● **Problem details**
Set the listing down again exactly, please, apart from its pictures.

● **A block of data**
----------

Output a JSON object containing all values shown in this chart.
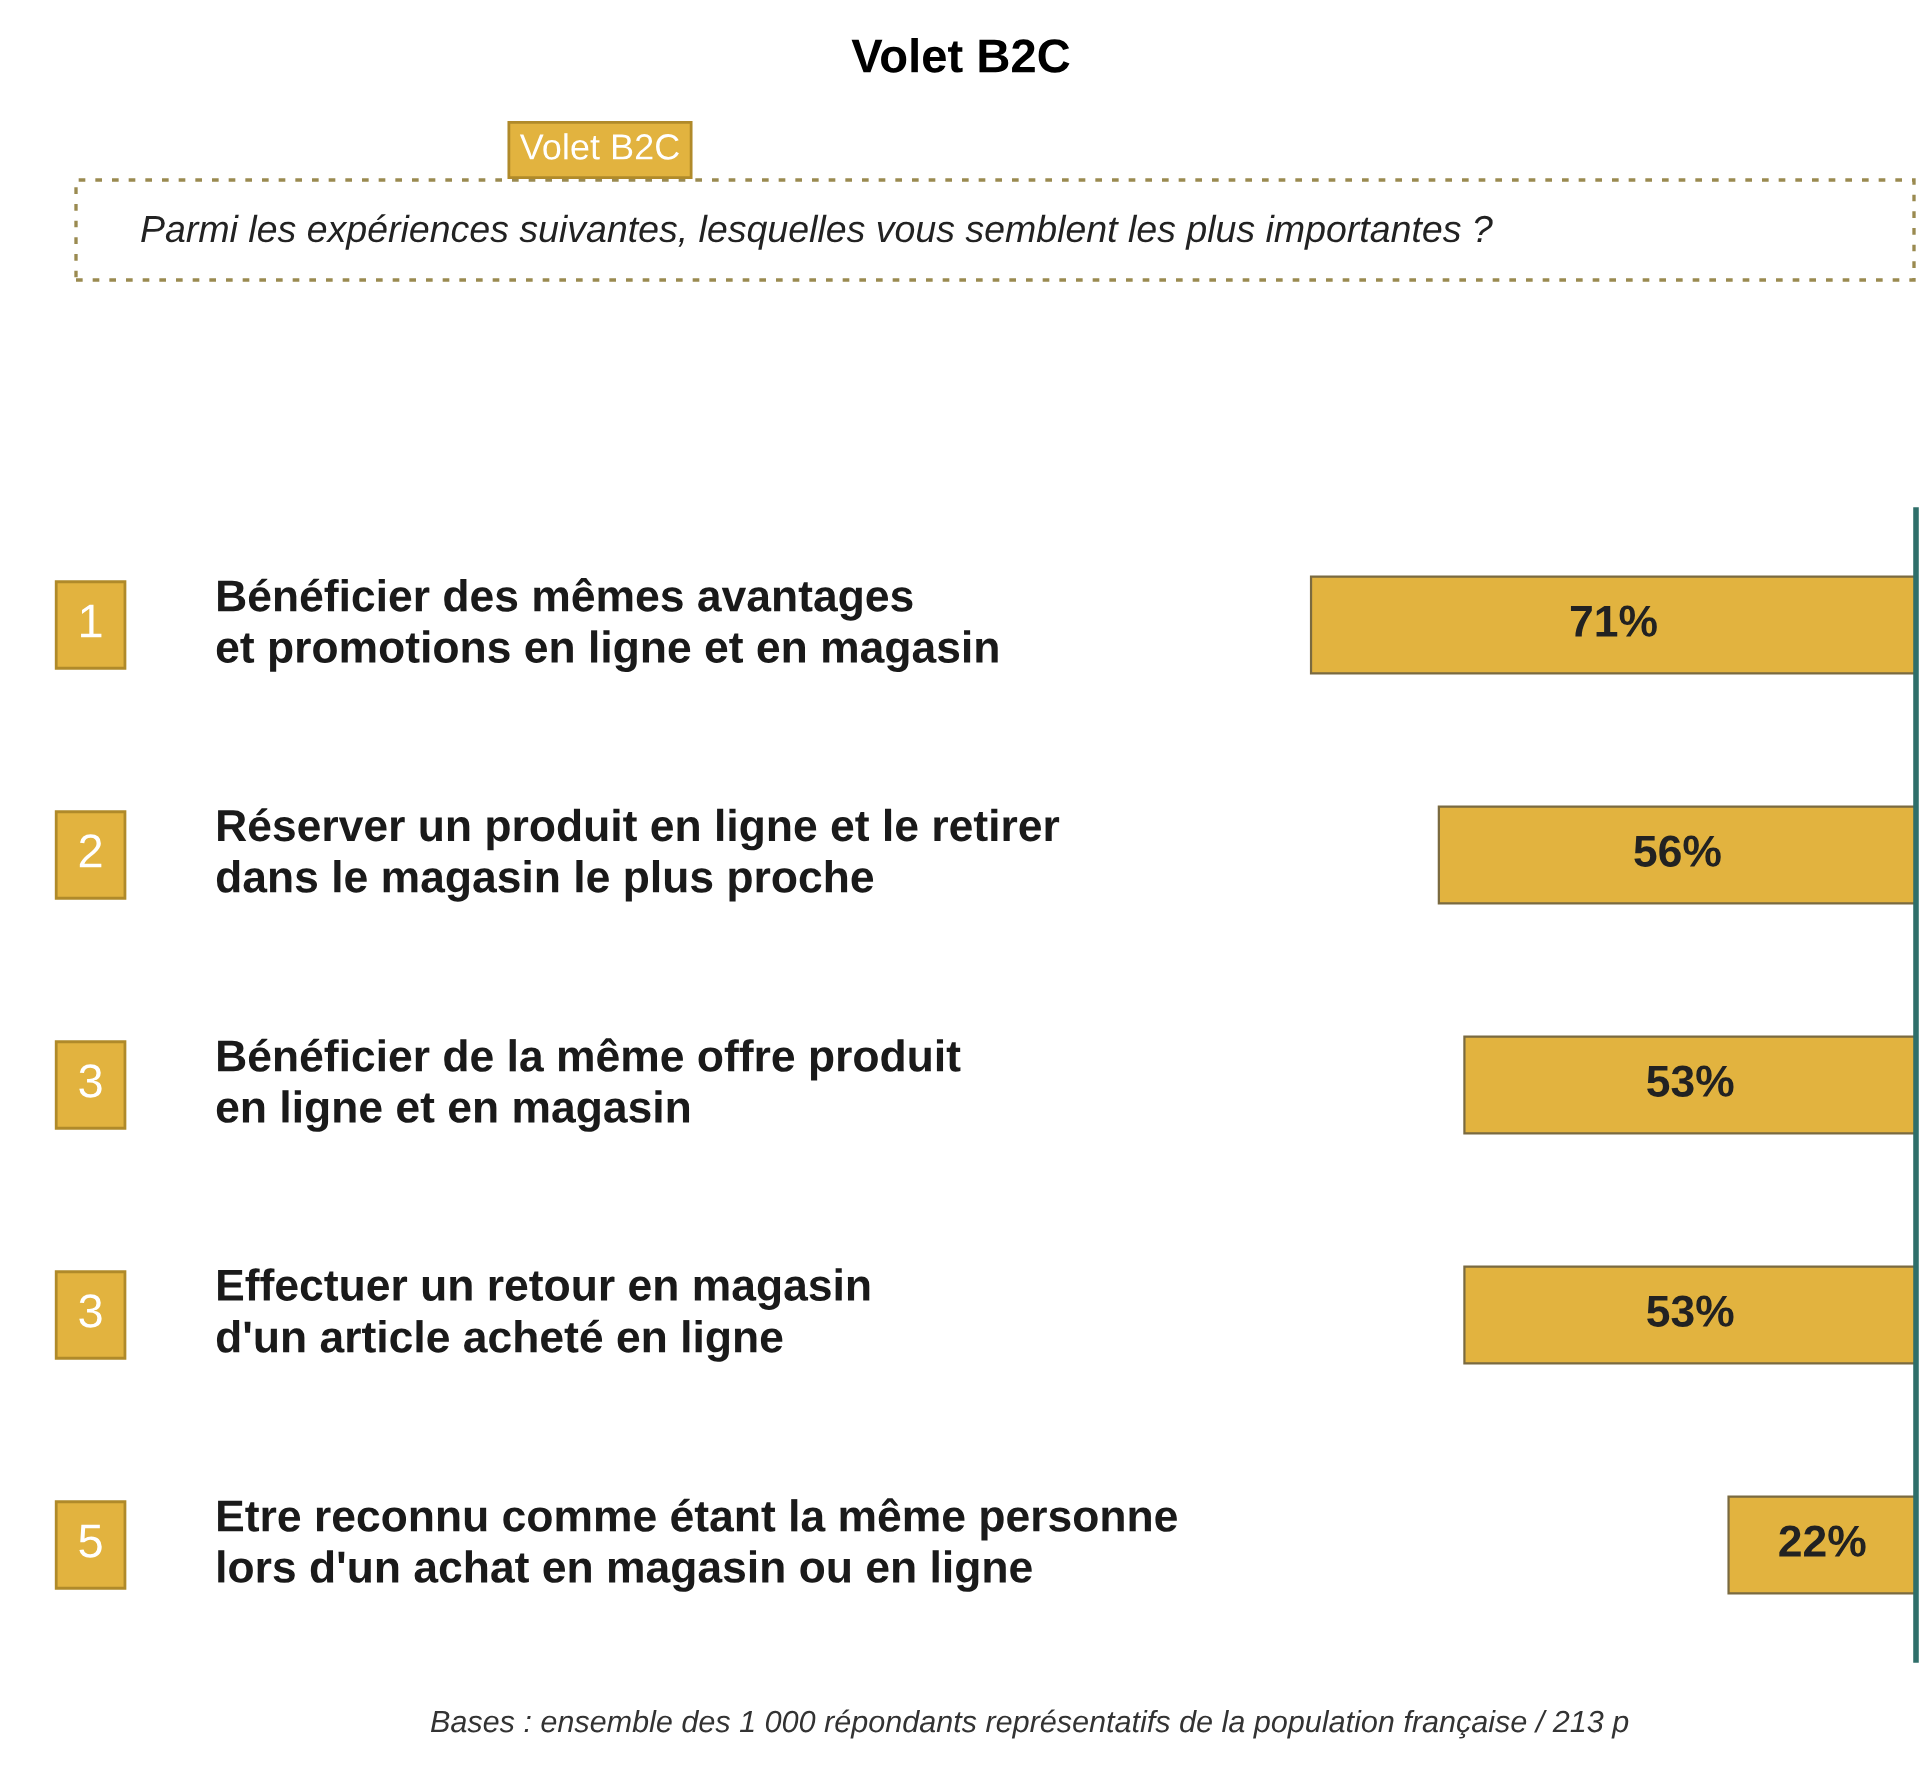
{
  "chart_data": {
    "type": "bar",
    "orientation": "horizontal",
    "title": "Volet B2C",
    "subtitle": "Parmi les expériences suivantes, lesquelles vous semblent les plus importantes ?",
    "categories": [
      "Bénéficier des mêmes avantages\net promotions en ligne et en magasin",
      "Réserver un produit en ligne et le retirer\ndans le magasin le plus proche",
      "Bénéficier de la même offre produit\nen ligne et en magasin",
      "Effectuer un retour en magasin\nd'un article acheté en ligne",
      "Etre reconnu comme étant la même personne\nlors d'un achat en magasin ou en ligne"
    ],
    "values": [
      71,
      56,
      53,
      53,
      22
    ],
    "value_labels": [
      "71%",
      "56%",
      "53%",
      "53%",
      "22%"
    ],
    "color": "#e2b33f",
    "annotations": [
      "Volet B2C",
      "1",
      "2",
      "3",
      "3",
      "5",
      "Bases : ensemble des 1 000 répondants représentatifs de la population française / 213 p"
    ],
    "data_labels": true
  }
}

----------

● **Solution to this task**
Output a JSON object containing all values shown in this chart.
{
  "chart_data": {
    "type": "bar",
    "orientation": "horizontal",
    "title": "Volet B2C",
    "subtitle": "Parmi les expériences suivantes, lesquelles vous semblent les plus importantes ?",
    "categories": [
      "Bénéficier des mêmes avantages\net promotions en ligne et en magasin",
      "Réserver un produit en ligne et le retirer\ndans le magasin le plus proche",
      "Bénéficier de la même offre produit\nen ligne et en magasin",
      "Effectuer un retour en magasin\nd'un article acheté en ligne",
      "Etre reconnu comme étant la même personne\nlors d'un achat en magasin ou en ligne"
    ],
    "values": [
      71,
      56,
      53,
      53,
      22
    ],
    "value_labels": [
      "71%",
      "56%",
      "53%",
      "53%",
      "22%"
    ],
    "color": "#e2b33f",
    "annotations": [
      "Volet B2C",
      "1",
      "2",
      "3",
      "3",
      "5",
      "Bases : ensemble des 1 000 répondants représentatifs de la population française / 213 p"
    ],
    "data_labels": true
  }
}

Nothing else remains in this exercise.